From the material below, list every line containing "must".
─── DATA FOR PROCESSING ───
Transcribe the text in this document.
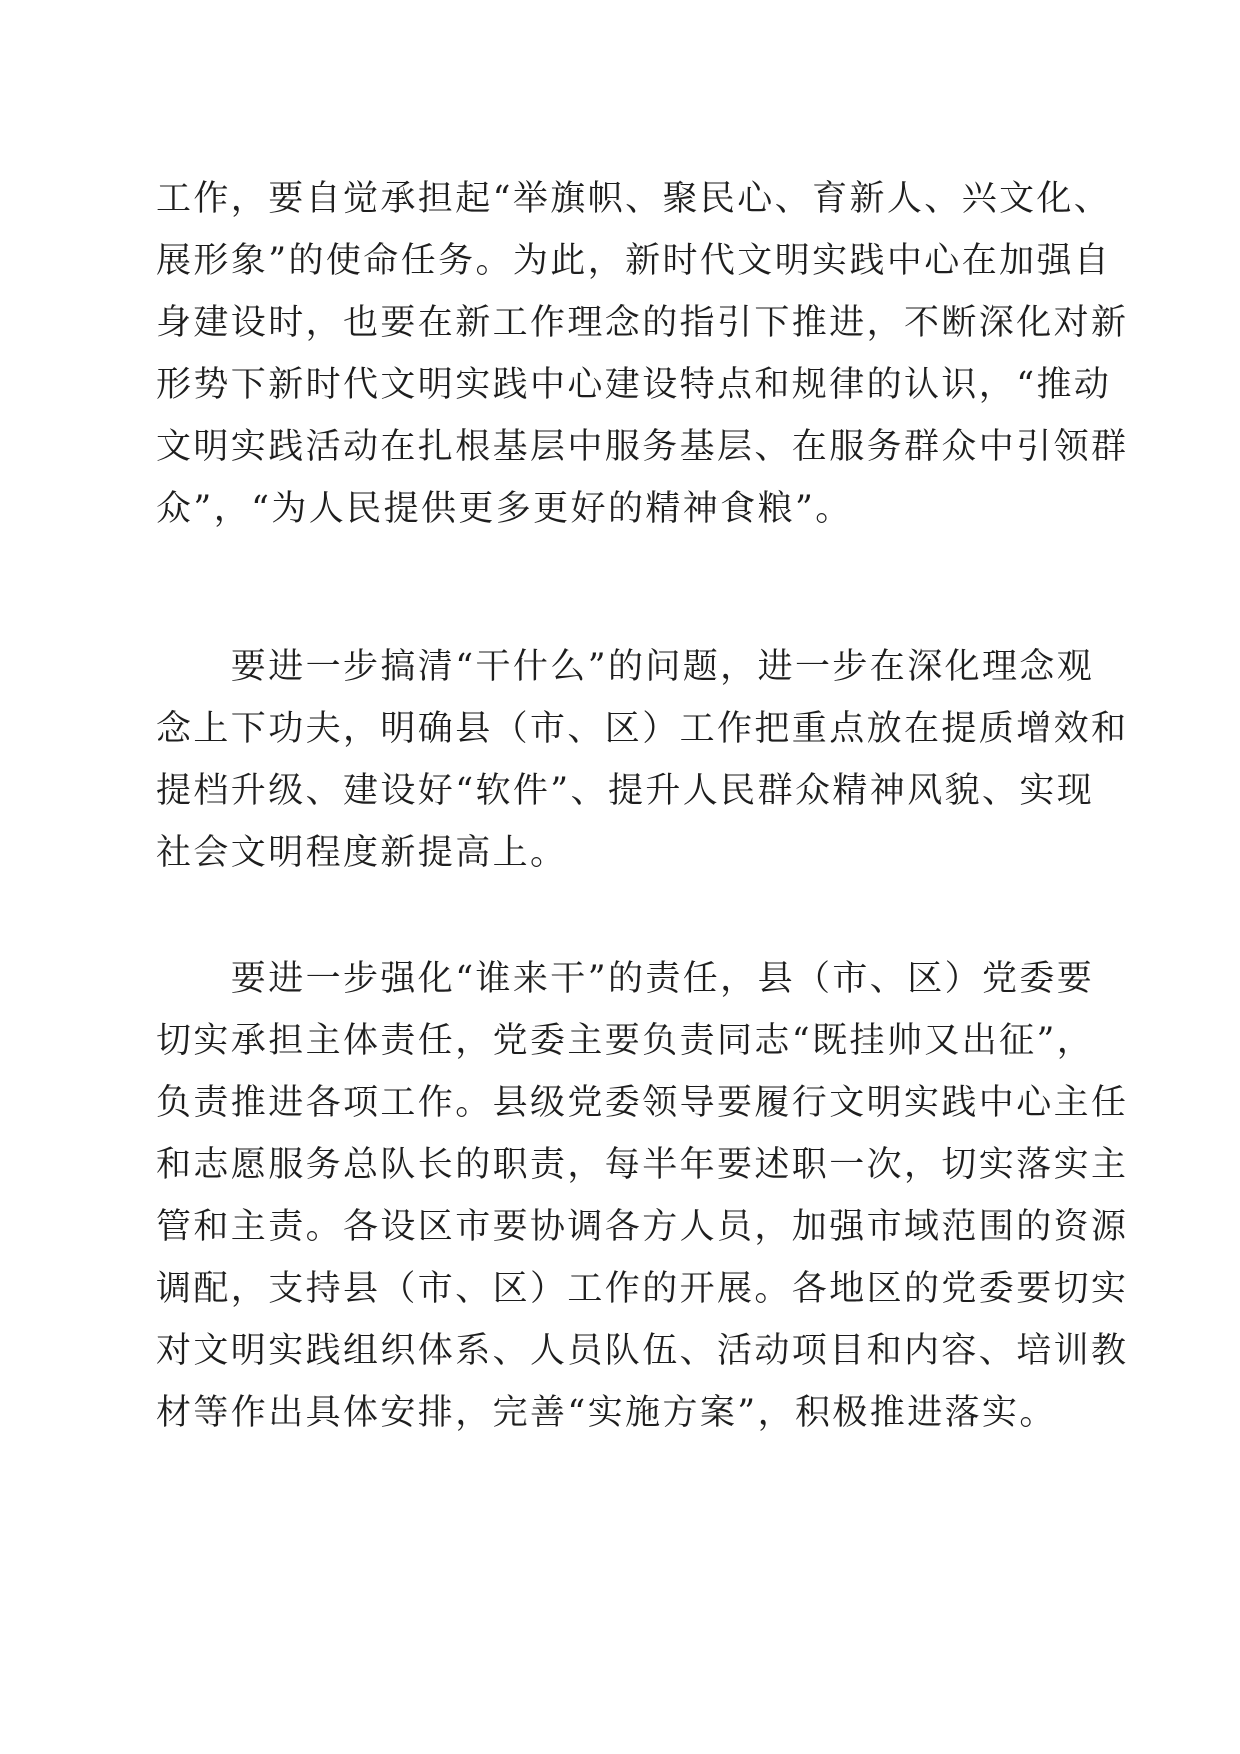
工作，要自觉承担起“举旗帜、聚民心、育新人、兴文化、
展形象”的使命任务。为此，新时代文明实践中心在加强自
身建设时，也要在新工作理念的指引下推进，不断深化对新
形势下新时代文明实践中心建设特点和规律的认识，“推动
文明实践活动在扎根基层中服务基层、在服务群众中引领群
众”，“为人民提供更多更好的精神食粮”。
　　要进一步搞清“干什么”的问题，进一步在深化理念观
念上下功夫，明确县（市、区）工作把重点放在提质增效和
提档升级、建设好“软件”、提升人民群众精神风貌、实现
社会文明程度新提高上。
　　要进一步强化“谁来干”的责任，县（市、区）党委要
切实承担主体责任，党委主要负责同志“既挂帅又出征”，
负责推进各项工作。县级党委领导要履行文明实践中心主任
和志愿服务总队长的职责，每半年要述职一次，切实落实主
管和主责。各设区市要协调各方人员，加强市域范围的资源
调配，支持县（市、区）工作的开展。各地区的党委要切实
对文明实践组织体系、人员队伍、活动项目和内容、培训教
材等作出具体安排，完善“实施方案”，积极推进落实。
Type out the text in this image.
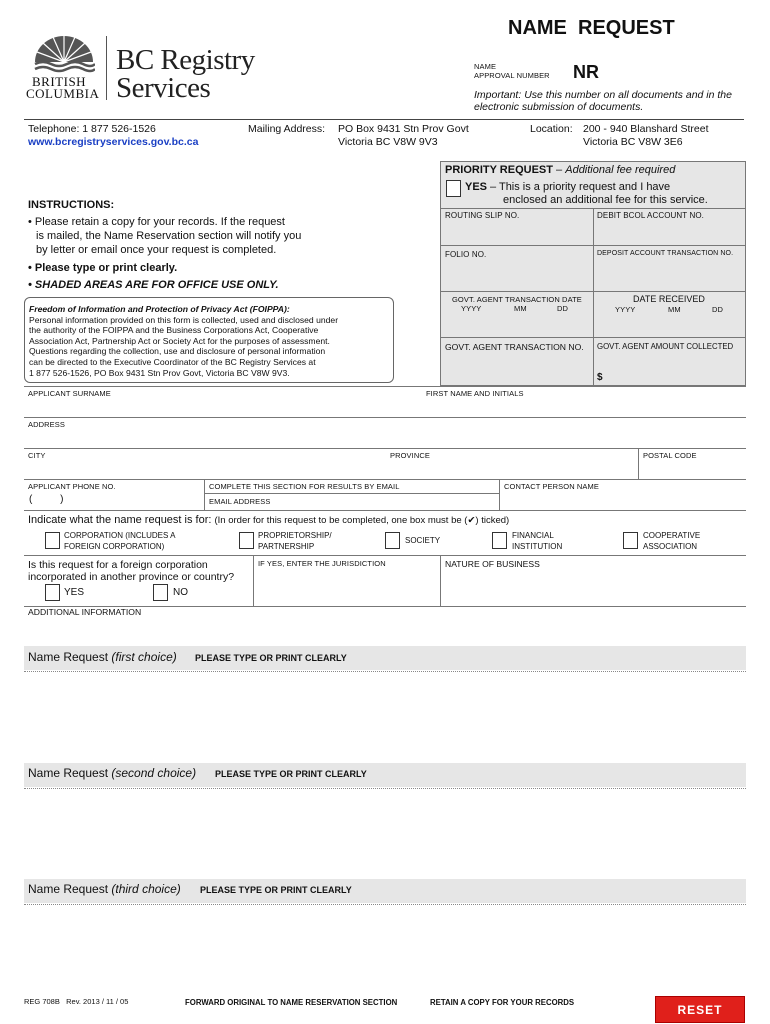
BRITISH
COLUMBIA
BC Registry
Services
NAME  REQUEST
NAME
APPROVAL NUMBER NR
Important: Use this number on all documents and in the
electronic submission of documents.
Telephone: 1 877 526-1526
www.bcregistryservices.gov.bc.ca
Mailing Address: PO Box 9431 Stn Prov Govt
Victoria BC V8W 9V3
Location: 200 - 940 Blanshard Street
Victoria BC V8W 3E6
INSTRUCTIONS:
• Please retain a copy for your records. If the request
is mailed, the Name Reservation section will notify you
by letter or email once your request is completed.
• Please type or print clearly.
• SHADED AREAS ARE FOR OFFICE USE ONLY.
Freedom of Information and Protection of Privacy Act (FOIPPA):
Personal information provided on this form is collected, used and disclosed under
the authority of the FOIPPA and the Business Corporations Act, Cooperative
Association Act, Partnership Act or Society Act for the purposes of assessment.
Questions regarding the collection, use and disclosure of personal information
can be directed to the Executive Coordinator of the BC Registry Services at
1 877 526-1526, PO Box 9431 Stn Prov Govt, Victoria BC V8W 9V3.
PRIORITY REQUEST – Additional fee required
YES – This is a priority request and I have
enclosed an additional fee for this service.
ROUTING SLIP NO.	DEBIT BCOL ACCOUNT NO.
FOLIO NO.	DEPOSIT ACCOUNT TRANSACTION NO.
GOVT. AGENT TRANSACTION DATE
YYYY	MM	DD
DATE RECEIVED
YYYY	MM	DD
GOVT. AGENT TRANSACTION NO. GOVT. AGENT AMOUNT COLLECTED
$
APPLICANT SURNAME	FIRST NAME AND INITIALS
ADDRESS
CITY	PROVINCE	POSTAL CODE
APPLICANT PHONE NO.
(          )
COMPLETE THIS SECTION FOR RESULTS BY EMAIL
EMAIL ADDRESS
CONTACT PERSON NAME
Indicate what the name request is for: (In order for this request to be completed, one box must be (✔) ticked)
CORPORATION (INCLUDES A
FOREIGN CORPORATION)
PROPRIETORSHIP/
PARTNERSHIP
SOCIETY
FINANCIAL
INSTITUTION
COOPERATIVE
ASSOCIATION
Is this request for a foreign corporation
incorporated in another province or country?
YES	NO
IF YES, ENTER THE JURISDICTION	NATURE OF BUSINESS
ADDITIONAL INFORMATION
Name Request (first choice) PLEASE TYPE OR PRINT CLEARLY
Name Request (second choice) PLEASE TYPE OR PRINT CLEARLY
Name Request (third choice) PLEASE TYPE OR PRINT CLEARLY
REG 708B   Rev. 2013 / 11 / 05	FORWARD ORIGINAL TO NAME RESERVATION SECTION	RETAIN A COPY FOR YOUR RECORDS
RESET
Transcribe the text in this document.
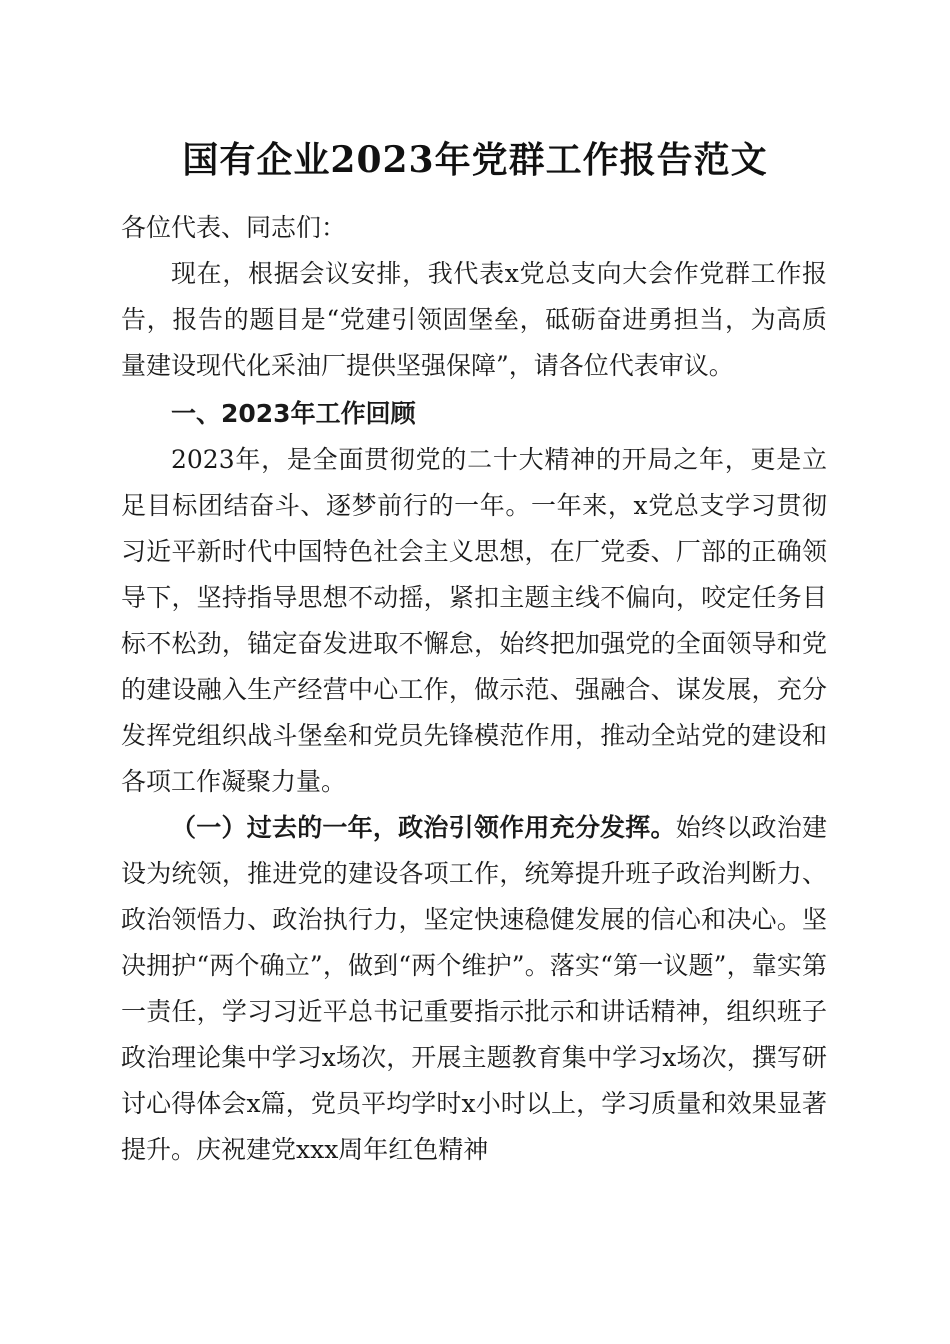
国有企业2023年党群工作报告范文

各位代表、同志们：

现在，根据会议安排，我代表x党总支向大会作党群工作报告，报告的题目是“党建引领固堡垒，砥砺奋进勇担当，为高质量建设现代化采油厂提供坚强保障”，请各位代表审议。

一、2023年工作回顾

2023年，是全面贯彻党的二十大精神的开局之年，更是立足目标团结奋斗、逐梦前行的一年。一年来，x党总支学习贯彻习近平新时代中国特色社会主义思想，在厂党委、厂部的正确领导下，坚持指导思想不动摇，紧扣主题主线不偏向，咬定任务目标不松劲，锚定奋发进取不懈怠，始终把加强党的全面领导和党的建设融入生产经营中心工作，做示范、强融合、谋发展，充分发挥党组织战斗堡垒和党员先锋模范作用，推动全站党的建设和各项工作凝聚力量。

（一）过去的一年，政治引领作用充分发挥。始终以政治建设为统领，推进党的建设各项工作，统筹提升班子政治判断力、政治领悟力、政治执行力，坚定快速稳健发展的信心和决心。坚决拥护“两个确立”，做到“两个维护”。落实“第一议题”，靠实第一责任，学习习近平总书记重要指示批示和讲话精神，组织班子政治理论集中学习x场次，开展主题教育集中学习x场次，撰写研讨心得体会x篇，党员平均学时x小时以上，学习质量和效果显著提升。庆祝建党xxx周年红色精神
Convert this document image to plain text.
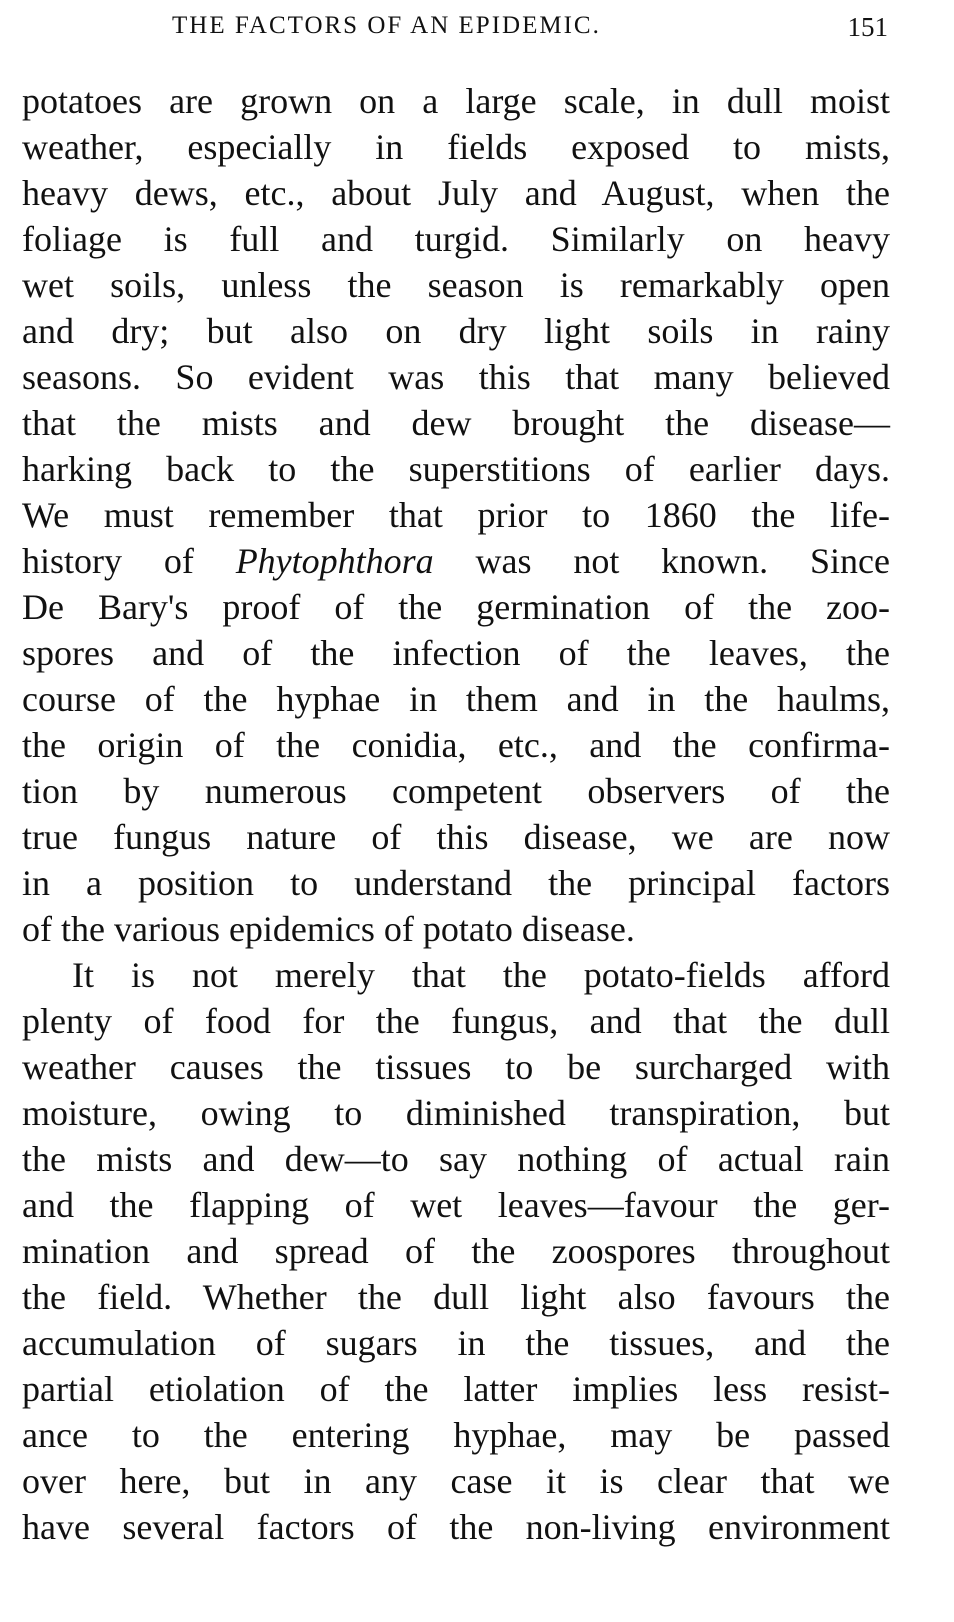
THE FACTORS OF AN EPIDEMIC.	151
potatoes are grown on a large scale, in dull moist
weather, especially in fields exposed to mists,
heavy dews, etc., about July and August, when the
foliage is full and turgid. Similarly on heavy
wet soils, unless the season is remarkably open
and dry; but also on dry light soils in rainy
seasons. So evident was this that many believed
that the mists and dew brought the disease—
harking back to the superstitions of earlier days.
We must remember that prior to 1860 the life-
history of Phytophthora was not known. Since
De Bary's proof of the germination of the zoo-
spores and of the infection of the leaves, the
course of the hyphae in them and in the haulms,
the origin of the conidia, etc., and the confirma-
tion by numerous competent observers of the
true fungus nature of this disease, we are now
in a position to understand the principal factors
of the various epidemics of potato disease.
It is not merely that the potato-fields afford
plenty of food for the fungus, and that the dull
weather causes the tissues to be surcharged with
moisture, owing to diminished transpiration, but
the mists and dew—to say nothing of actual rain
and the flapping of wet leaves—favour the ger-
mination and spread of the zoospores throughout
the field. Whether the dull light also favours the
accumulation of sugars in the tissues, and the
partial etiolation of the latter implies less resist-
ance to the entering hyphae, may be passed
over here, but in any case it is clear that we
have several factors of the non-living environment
───
WRITTEN SOLUTION:
Indicate what the name request is for: (In order for this request to be completed, one box must be (✔) ticked)
We must remember that prior to 1860 the life-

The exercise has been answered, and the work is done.